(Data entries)
============================================================

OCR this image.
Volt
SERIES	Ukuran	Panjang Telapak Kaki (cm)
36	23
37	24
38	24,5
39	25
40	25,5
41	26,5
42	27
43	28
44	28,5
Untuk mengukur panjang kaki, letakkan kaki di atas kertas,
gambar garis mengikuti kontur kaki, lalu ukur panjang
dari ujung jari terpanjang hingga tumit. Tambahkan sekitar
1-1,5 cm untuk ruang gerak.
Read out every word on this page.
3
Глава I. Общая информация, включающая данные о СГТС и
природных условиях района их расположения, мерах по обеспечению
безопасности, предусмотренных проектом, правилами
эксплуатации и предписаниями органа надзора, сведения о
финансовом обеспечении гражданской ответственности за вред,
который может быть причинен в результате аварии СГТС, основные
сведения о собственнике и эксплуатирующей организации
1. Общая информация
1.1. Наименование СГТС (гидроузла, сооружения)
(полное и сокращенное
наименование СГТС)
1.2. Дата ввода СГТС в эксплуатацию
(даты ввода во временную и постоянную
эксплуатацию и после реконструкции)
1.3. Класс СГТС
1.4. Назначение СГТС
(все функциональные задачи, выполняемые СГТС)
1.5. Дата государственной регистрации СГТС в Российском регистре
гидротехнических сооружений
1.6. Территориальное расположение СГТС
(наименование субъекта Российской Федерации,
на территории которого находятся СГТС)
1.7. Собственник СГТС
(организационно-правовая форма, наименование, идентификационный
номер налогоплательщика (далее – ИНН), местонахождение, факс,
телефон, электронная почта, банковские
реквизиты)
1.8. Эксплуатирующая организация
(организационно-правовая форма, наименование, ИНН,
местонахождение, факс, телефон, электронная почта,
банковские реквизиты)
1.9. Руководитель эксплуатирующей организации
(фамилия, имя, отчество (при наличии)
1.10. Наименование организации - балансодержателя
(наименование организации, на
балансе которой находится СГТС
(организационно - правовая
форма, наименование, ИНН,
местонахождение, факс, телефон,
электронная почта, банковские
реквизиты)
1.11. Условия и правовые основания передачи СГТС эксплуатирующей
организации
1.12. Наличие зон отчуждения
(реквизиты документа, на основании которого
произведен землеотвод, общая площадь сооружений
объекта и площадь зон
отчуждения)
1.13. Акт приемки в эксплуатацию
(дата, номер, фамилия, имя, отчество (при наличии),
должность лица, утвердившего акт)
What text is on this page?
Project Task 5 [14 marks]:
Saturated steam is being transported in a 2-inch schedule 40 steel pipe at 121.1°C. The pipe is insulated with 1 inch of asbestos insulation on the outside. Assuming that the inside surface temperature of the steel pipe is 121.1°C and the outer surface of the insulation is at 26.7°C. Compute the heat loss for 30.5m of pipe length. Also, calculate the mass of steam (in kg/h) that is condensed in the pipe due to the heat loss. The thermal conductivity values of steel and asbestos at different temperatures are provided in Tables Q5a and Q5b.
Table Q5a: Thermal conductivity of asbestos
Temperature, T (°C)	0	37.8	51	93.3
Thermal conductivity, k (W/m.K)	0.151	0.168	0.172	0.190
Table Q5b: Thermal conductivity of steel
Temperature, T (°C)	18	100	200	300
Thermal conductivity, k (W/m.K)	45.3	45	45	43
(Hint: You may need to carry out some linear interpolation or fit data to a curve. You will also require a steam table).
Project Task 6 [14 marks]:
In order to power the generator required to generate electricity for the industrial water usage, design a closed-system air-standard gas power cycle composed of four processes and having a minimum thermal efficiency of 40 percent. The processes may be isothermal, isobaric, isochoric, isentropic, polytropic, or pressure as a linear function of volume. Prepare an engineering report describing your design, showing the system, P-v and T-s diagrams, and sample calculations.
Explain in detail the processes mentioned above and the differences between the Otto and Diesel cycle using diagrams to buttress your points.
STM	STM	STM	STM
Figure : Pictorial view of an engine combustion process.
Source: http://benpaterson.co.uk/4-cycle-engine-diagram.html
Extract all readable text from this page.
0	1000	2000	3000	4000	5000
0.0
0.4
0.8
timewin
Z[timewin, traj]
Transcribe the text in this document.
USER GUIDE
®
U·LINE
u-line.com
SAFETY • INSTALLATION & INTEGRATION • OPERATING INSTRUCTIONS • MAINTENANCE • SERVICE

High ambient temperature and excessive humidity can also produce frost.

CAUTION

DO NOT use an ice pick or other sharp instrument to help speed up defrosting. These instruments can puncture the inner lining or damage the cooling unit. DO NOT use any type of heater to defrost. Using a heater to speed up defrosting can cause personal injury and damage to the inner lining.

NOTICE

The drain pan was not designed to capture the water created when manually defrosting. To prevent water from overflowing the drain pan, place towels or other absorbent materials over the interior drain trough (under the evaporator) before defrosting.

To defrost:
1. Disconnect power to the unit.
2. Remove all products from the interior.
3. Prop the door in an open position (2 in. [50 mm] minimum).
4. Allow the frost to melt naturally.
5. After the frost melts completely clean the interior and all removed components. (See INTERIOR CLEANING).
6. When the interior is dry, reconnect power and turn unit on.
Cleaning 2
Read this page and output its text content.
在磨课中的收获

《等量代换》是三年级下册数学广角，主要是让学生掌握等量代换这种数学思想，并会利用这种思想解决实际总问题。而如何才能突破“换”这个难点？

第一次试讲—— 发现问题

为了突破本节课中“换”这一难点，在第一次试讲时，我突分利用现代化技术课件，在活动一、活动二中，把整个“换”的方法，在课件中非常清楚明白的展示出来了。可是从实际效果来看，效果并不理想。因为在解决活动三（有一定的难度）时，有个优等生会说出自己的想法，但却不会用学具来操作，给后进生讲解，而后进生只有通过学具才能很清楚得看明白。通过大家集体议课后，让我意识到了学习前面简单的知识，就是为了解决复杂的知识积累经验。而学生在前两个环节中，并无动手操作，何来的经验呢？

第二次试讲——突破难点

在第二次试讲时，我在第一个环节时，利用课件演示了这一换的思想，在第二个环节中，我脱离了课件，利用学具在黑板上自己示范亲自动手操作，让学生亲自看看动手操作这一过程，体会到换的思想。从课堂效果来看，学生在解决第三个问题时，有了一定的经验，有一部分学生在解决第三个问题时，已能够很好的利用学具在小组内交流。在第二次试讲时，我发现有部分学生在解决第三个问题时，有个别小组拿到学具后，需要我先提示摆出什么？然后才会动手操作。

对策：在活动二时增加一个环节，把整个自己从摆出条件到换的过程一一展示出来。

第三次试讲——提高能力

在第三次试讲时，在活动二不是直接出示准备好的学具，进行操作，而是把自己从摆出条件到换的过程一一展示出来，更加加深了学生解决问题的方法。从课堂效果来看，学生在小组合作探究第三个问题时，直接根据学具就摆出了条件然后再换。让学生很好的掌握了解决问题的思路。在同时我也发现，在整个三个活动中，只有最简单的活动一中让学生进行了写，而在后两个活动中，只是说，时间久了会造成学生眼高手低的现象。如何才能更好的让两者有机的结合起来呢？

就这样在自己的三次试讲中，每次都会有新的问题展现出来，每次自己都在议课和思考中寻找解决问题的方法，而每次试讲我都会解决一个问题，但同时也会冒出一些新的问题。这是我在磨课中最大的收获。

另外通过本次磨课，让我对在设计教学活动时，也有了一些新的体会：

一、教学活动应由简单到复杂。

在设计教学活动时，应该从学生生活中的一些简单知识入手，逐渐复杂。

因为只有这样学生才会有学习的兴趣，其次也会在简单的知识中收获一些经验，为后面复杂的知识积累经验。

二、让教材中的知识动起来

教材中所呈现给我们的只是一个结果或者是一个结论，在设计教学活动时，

============================================================

## THE TASK
In the listing, how many lines hold "unit"? Answer with a bare number.

## WRITTEN SOLUTION
3